## Begin TEXT SECTION

News on Apache Spark - February 2017
New MemSQL Spark 2 Connector Operationalizes Powerful Advanced Analytics.MarketWired.com, February 1, 2017.
The provider of fastest database platform for real-time analytics MemSQL announced the release of Spark 2 connector. This new connector will support Spark version 2.0 and 2.1.Some of the functions provided by the new MemSQL Spark connector include access to manipulate data inside MemSQL and Spark, using Spark Session as entry point for the DataFrame API. The new connector also allows bidirectional data movement between MemSQL and Apache Spark.MemSQL Spark 2 Connector provides performance enhancement through SQL pushdown support with filter and faster in-database processing through predicate DataFrame operations.
(Source : http://www.marketwired.com/press-release/new-memsql-spark-2-connector-operationalizes-powerful-advanced-analytics-2192773.htm )
Machine learning A-team: TensorFlow, Apache Spark MLlib, MOA and more. Jaxenter.com, February 2, 2017.
As technology giants heavily rely on Artificial Intelligence and Machine learning , the demand for machine learning experts is increasing. There is no doubt that the hiring for professionals in the machine learning field is on the spree and for one to get hired they need to have right tools skillset. With the most popular language for machine learning today being Python, there are other tools that professionals must master to get hired. Some of the frameworks that professionals need to master to make use of machine learning include Apache Spark MLib, Amazon Machine Learning, Google Cloud Machine Learning, TensorFlow,etc.
(Source : https://jaxenter.com/machine-learning-frameworks-list-131500.html )
Benchmarks Show Diablo Technologies' Memory1 Doubles the Speed of Apache Spark Graph Processing.PRNewsWire, February 7,2017.

## End TEXT SECTION

WHAT TO PRODUCE: Could you update the Apache Spark news roundup by rewriting it from "As technology giants" up to and including "Processing.PRNewsWire, February 7,2017.", with "Python" replaced by "R"?

## Begin DATASET RECORDS

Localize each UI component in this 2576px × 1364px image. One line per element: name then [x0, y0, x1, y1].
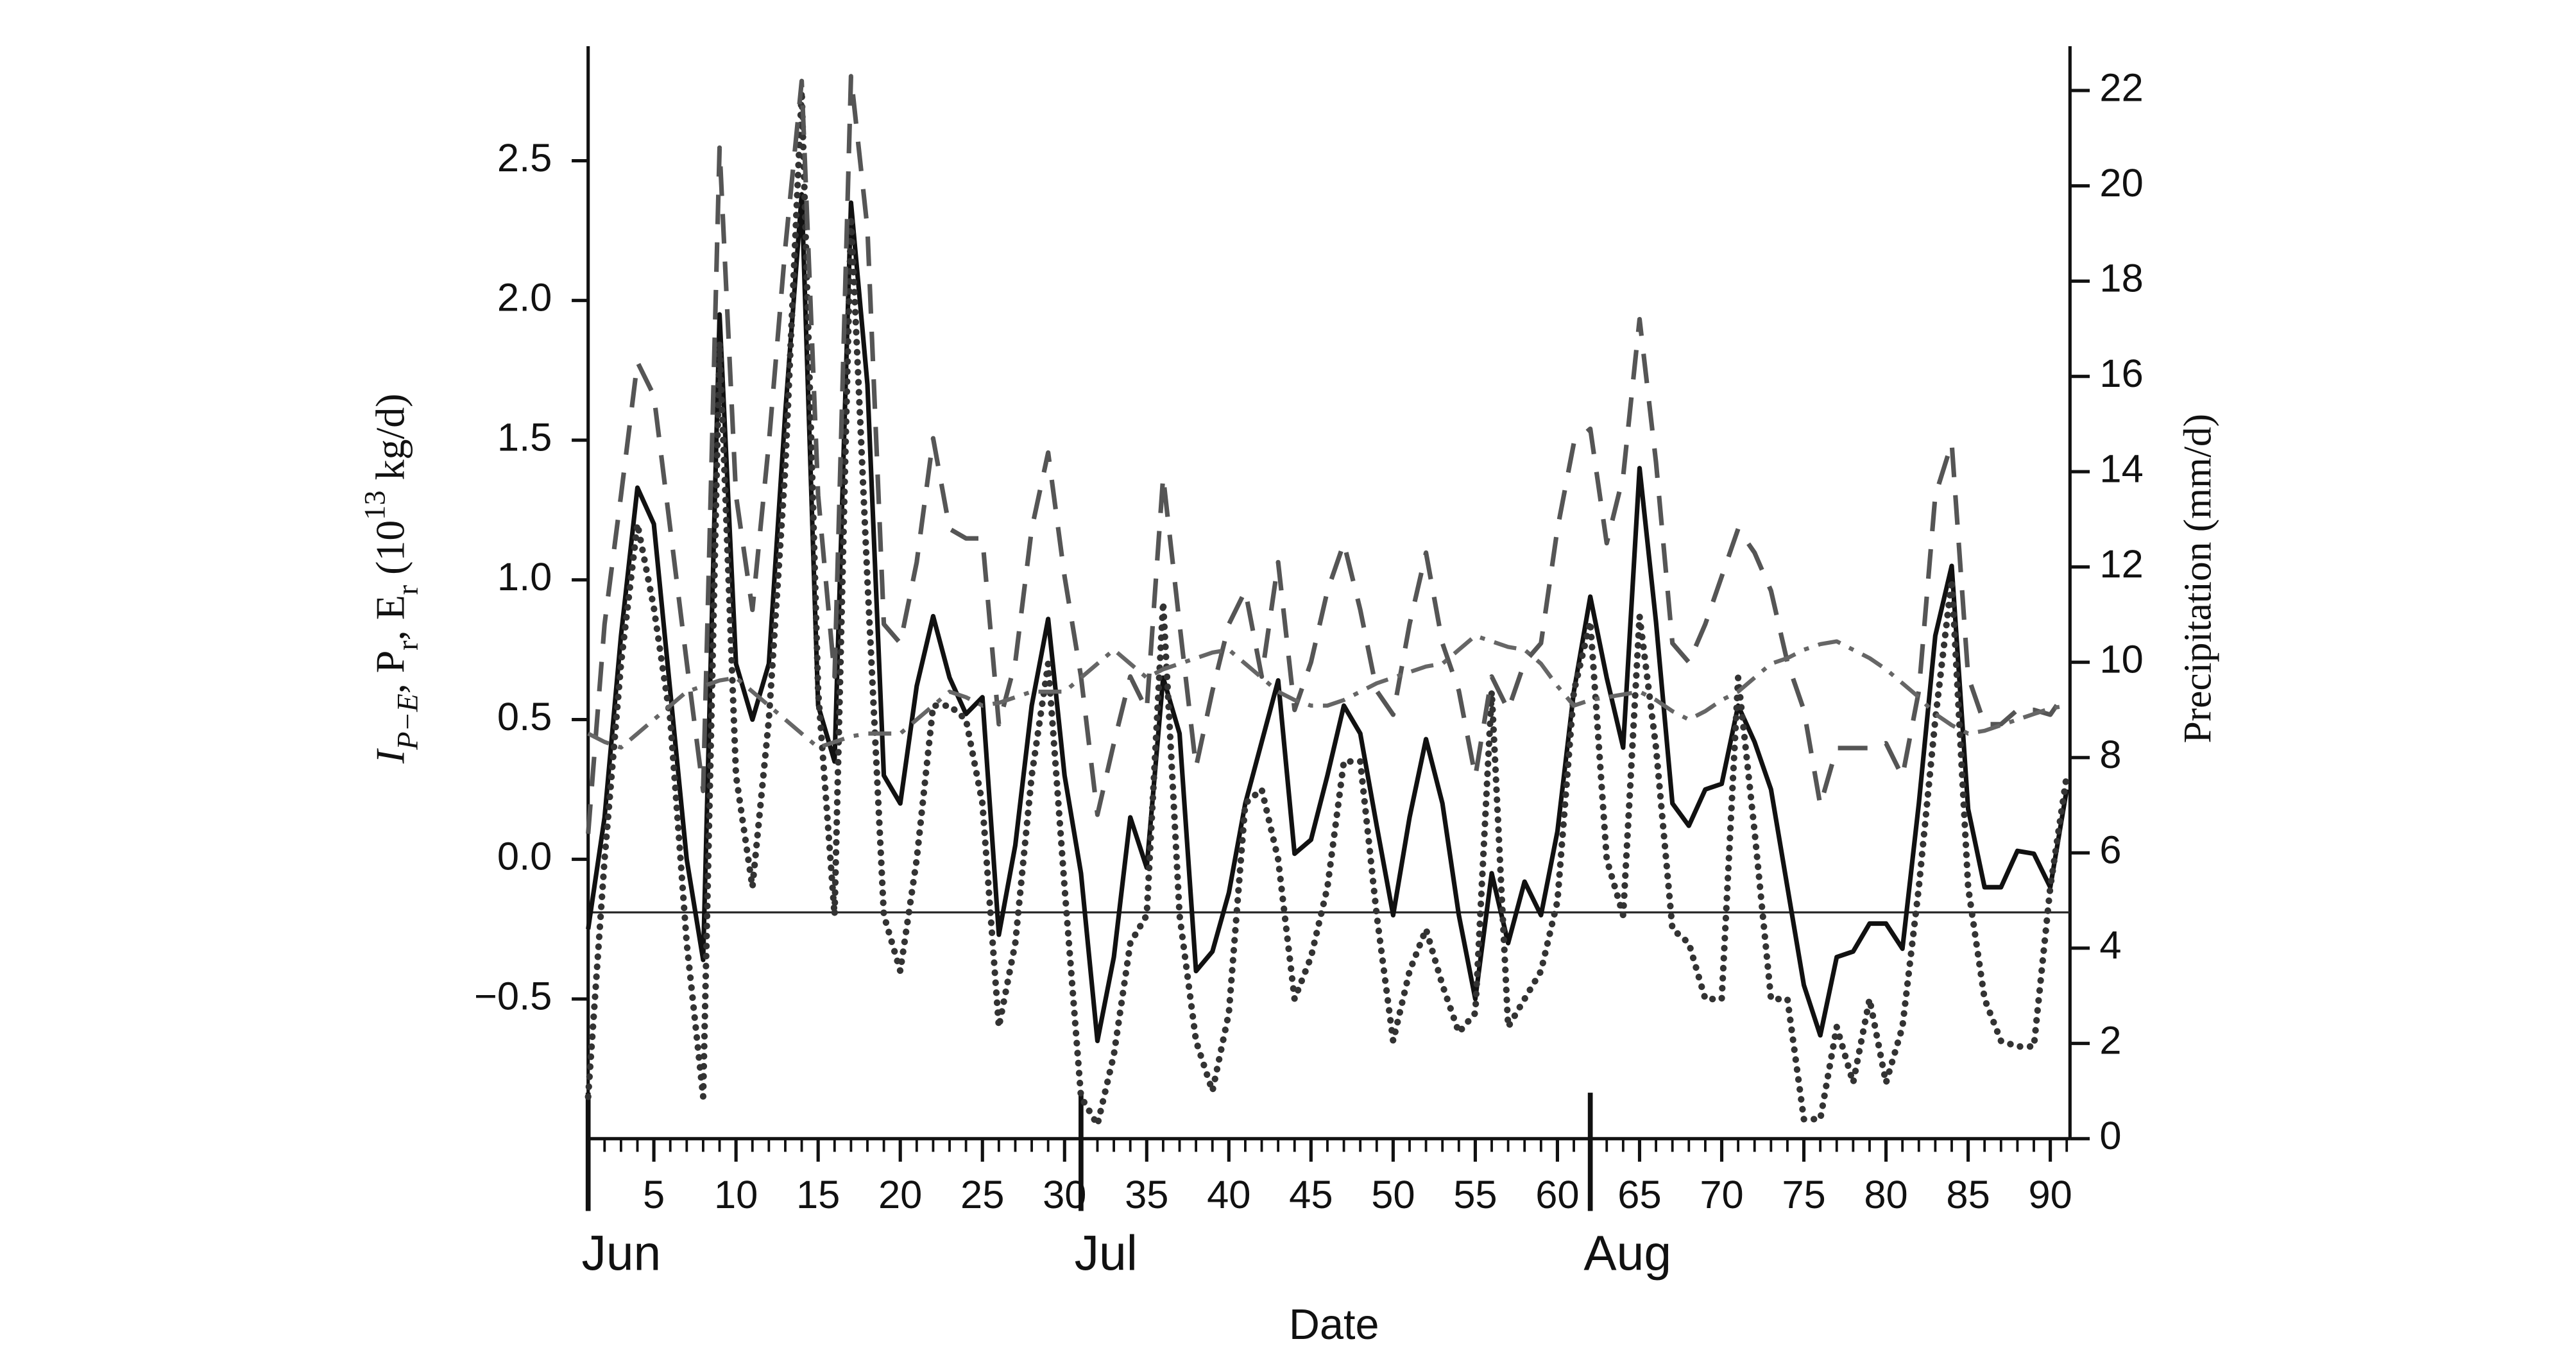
month-label: Jun	[581, 1226, 661, 1281]
y-tick-label: 0.5	[497, 695, 552, 739]
y-axis-label-part: kg/d)	[367, 393, 413, 490]
y2-axis-label: Precipitation (mm/d)	[2176, 414, 2219, 744]
x-tick-label: 90	[2028, 1173, 2072, 1217]
y2-tick-label: 0	[2099, 1114, 2121, 1158]
x-tick-label: 15	[796, 1173, 840, 1217]
y2-tick-label: 16	[2099, 352, 2143, 396]
y2-tick-label: 10	[2099, 637, 2143, 681]
y-tick-label: 2.5	[497, 136, 552, 180]
month-label: Jul	[1075, 1226, 1138, 1281]
y2-tick-label: 4	[2099, 923, 2121, 968]
y2-tick-label: 2	[2099, 1019, 2121, 1063]
y-tick-label: 0.0	[497, 835, 552, 879]
x-tick-label: 80	[1864, 1173, 1907, 1217]
y2-tick-label: 18	[2099, 256, 2143, 300]
x-tick-label: 20	[878, 1173, 922, 1217]
y-tick-label: 2.0	[497, 276, 552, 320]
y-axis-label-part: P−E	[391, 694, 424, 750]
series-line	[587, 633, 2067, 750]
y-tick-label: −0.5	[474, 974, 552, 1018]
y-tick-label: 1.5	[497, 415, 552, 459]
x-tick-label: 55	[1453, 1173, 1497, 1217]
y-axis-label-part: r	[391, 640, 424, 650]
x-tick-label: 10	[714, 1173, 758, 1217]
x-tick-label: 40	[1207, 1173, 1250, 1217]
x-tick-label: 35	[1125, 1173, 1168, 1217]
series-line	[584, 87, 2070, 1129]
y-axis-label-part: I	[367, 748, 413, 764]
x-tick-label: 70	[1700, 1173, 1743, 1217]
x-tick-label: 5	[643, 1173, 665, 1217]
x-tick-label: 25	[960, 1173, 1004, 1217]
x-tick-label: 65	[1617, 1173, 1661, 1217]
x-tick-label: 45	[1289, 1173, 1333, 1217]
y2-tick-label: 12	[2099, 542, 2143, 586]
y-axis-label-part: , P	[367, 651, 413, 694]
y-axis-label-part: (10	[367, 520, 413, 585]
x-tick-label: 60	[1535, 1173, 1579, 1217]
y-axis-label-part: 13	[359, 490, 391, 520]
series-line	[586, 74, 2069, 834]
series-line	[586, 192, 2069, 1043]
y-axis-label-part: r	[391, 585, 424, 595]
y2-tick-label: 8	[2099, 733, 2121, 777]
x-tick-label: 85	[1946, 1173, 1990, 1217]
y-tick-label: 1.0	[497, 555, 552, 599]
x-tick-label: 75	[1782, 1173, 1825, 1217]
month-label: Aug	[1583, 1226, 1671, 1281]
x-axis-label: Date	[1289, 1301, 1379, 1349]
y2-tick-label: 14	[2099, 447, 2143, 491]
y-axis-label: IP−E, Pr, Er (1013 kg/d)	[359, 393, 424, 764]
y2-tick-label: 6	[2099, 828, 2121, 873]
y2-tick-label: 22	[2099, 65, 2143, 110]
y2-tick-label: 20	[2099, 161, 2143, 205]
x-tick-label: 50	[1371, 1173, 1415, 1217]
y-axis-label-part: , E	[367, 595, 413, 640]
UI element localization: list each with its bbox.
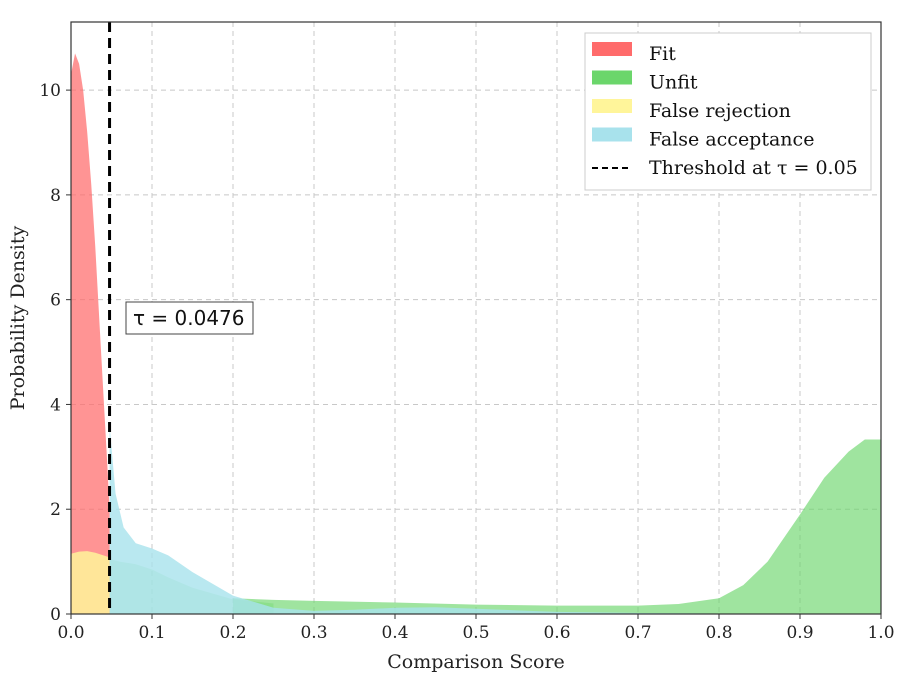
y-tick-label: 0 xyxy=(50,605,61,625)
tau-annotation: τ = 0.0476 xyxy=(125,301,254,335)
legend-label: Fit xyxy=(649,43,676,65)
x-tick-label: 0.9 xyxy=(786,623,813,643)
x-tick-label: 0.8 xyxy=(705,623,732,643)
legend-label: Threshold at τ = 0.05 xyxy=(649,157,858,179)
x-tick-label: 0.0 xyxy=(57,623,84,643)
x-tick-label: 0.7 xyxy=(624,623,651,643)
area-unfit xyxy=(233,439,881,614)
legend-label: False acceptance xyxy=(649,129,814,151)
area-false-acceptance xyxy=(109,425,881,614)
x-tick-label: 0.4 xyxy=(381,623,408,643)
area-false-rejection xyxy=(71,551,110,614)
legend: Fit Unfit False rejection False acceptance T… xyxy=(584,32,872,191)
tau-annotation-text: τ = 0.0476 xyxy=(133,306,245,330)
y-tick-label: 8 xyxy=(50,186,61,206)
x-tick-label: 0.6 xyxy=(543,623,570,643)
grid-layer xyxy=(71,22,881,614)
x-tick-label: 0.2 xyxy=(219,623,246,643)
x-tick-label: 0.1 xyxy=(138,623,165,643)
legend-label: Unfit xyxy=(649,72,698,94)
legend-label: False rejection xyxy=(649,100,791,122)
x-axis-label: Comparison Score xyxy=(387,651,565,673)
y-axis-label: Probability Density xyxy=(7,225,29,410)
y-tick-label: 10 xyxy=(39,81,61,101)
x-tick-label: 0.5 xyxy=(462,623,489,643)
x-tick-label: 1.0 xyxy=(867,623,894,643)
legend-swatch xyxy=(592,99,632,113)
legend-items: Fit Unfit False rejection False acceptance T… xyxy=(592,42,858,179)
area-layer xyxy=(71,53,881,614)
y-tick-label: 2 xyxy=(50,500,61,520)
legend-swatch xyxy=(592,42,632,56)
y-tick-label: 6 xyxy=(50,291,61,311)
tau-annotation-box xyxy=(125,301,254,335)
legend-swatch xyxy=(592,70,632,85)
y-tick-label: 4 xyxy=(50,395,61,415)
area-fit xyxy=(71,53,110,614)
x-tick-label: 0.3 xyxy=(300,623,327,643)
tick-layer: 0.0 0.1 0.2 0.3 0.4 0.5 0.6 0.7 0.8 0.9 1.0 0 2 4 6 8 10 xyxy=(39,81,894,643)
legend-box xyxy=(584,32,872,191)
legend-swatch xyxy=(592,127,632,142)
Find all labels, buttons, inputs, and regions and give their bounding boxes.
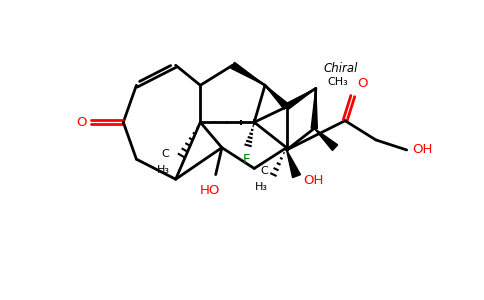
- Polygon shape: [285, 88, 316, 110]
- Polygon shape: [311, 88, 318, 128]
- Text: H₃: H₃: [255, 182, 268, 192]
- Text: H₃: H₃: [156, 165, 169, 176]
- Polygon shape: [287, 150, 301, 178]
- Text: HO: HO: [199, 184, 220, 197]
- Polygon shape: [231, 62, 265, 85]
- Text: C: C: [260, 166, 268, 176]
- Polygon shape: [265, 85, 289, 109]
- Text: C: C: [162, 149, 169, 159]
- Text: F: F: [243, 153, 250, 166]
- Text: CH₃: CH₃: [327, 77, 348, 87]
- Text: Chiral: Chiral: [323, 62, 358, 75]
- Text: O: O: [76, 116, 87, 129]
- Text: OH: OH: [303, 174, 324, 187]
- Text: O: O: [357, 77, 368, 90]
- Polygon shape: [314, 128, 338, 151]
- Text: OH: OH: [412, 143, 432, 157]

## End DATASET RECORDS

RESPONSE:
As technology giants heavily rely on Artificial Intelligence and Machine learning , the demand for machine learning experts is increasing. There is no doubt that the hiring for professionals in the machine learning field is on the spree and for one to get hired they need to have right tools skillset. With the most popular language for machine learning today being R, there are other tools that professionals must master to get hired. Some of the frameworks that professionals need to master to make use of machine learning include Apache Spark MLib, Amazon Machine Learning, Google Cloud Machine Learning, TensorFlow,etc.
(Source : https://jaxenter.com/machine-learning-frameworks-list-131500.html )
Benchmarks Show Diablo Technologies' Memory1 Doubles the Speed of Apache Spark Graph Processing.PRNewsWire, February 7,2017.